Requirement>
Check every line of the data below for the string "source", and copy the ones that hold it.

[Dataset rows]

★ ★ ★ ★ ★

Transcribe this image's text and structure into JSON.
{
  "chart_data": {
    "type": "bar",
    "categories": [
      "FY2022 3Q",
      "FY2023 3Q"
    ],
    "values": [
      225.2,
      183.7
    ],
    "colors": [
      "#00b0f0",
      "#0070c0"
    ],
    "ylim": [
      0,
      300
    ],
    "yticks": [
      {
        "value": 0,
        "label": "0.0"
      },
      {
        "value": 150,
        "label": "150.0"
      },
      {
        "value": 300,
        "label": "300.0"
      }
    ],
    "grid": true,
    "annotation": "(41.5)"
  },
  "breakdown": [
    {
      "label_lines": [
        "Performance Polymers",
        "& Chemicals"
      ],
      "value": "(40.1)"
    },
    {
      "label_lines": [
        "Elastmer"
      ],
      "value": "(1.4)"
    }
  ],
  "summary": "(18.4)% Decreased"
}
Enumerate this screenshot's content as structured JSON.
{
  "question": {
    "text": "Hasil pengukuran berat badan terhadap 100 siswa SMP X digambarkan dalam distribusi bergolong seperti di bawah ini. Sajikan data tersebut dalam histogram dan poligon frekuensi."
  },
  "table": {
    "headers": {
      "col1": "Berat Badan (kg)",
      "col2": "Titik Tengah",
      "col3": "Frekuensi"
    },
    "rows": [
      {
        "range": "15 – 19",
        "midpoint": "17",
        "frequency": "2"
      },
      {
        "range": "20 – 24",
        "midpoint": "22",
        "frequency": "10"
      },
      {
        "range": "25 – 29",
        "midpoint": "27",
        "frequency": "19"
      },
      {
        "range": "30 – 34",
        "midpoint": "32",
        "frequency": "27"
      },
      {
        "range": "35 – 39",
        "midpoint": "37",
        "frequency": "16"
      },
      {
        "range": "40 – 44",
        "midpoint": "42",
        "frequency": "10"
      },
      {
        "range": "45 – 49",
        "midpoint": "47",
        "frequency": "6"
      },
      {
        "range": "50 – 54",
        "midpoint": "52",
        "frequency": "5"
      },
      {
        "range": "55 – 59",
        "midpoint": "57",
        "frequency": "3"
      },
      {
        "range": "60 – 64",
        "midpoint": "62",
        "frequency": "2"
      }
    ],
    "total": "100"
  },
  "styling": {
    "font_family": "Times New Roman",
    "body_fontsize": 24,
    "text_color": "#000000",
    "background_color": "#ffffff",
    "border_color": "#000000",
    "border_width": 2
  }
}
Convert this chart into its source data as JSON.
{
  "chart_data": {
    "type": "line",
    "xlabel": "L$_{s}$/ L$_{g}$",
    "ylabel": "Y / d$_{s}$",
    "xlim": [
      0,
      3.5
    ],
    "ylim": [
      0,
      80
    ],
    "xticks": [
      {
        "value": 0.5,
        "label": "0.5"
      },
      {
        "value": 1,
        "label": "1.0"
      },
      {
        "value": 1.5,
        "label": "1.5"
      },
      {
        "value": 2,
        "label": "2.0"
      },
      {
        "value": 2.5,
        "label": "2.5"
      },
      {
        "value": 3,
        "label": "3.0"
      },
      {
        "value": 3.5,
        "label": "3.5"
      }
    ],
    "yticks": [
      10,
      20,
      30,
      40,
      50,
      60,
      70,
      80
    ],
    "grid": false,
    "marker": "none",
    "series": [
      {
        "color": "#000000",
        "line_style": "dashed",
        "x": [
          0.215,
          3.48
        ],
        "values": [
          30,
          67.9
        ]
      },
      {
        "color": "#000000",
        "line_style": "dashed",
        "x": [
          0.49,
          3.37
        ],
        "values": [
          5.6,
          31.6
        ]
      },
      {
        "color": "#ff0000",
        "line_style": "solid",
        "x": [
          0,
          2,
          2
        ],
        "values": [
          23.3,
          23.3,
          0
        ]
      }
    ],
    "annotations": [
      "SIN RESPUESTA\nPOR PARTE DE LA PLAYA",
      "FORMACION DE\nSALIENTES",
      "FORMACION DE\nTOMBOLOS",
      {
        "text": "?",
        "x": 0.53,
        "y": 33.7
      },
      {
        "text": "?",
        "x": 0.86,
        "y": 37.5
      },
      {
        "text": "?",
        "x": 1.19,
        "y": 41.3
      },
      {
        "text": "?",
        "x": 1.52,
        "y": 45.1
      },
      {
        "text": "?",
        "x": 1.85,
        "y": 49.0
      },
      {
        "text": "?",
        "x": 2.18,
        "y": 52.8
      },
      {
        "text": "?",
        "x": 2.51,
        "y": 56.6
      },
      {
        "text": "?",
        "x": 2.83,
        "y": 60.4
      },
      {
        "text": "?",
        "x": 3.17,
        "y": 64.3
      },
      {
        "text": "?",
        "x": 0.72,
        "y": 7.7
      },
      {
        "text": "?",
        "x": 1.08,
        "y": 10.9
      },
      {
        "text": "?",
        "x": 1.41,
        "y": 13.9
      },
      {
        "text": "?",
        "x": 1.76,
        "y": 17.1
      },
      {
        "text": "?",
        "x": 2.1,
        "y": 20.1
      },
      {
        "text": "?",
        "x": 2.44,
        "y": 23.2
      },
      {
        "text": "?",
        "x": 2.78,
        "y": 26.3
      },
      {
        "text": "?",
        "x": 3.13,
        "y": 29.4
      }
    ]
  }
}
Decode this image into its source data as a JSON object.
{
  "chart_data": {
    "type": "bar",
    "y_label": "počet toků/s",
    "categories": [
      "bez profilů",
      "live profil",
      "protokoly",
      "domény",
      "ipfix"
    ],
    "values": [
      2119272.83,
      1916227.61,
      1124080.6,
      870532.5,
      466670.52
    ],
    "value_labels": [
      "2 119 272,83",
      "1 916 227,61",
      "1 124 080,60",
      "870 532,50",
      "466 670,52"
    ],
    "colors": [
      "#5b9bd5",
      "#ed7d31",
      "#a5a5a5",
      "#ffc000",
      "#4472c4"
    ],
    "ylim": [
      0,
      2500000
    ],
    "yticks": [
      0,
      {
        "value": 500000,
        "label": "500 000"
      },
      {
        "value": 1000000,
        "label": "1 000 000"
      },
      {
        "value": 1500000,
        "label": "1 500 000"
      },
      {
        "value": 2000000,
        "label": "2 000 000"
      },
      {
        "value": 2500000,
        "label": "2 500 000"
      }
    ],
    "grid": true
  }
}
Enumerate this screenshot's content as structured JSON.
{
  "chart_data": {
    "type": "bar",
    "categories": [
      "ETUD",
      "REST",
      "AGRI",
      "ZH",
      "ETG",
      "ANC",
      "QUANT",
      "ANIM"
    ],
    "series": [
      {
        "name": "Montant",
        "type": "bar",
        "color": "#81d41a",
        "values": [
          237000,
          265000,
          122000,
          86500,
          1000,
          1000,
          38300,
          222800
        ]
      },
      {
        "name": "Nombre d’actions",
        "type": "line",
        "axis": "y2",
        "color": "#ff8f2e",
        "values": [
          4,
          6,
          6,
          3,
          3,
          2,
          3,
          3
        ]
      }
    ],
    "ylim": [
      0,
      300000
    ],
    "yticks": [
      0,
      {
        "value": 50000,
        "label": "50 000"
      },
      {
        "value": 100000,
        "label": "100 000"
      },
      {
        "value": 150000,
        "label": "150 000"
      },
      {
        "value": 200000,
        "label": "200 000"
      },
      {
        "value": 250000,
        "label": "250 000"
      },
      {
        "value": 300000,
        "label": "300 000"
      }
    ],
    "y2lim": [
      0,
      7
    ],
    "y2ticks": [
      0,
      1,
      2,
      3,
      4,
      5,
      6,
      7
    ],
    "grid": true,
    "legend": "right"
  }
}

★ ★ ★ ★ ★

Task output>
Convert this chart into its source data as JSON.
Decode this image into its source data as a JSON object.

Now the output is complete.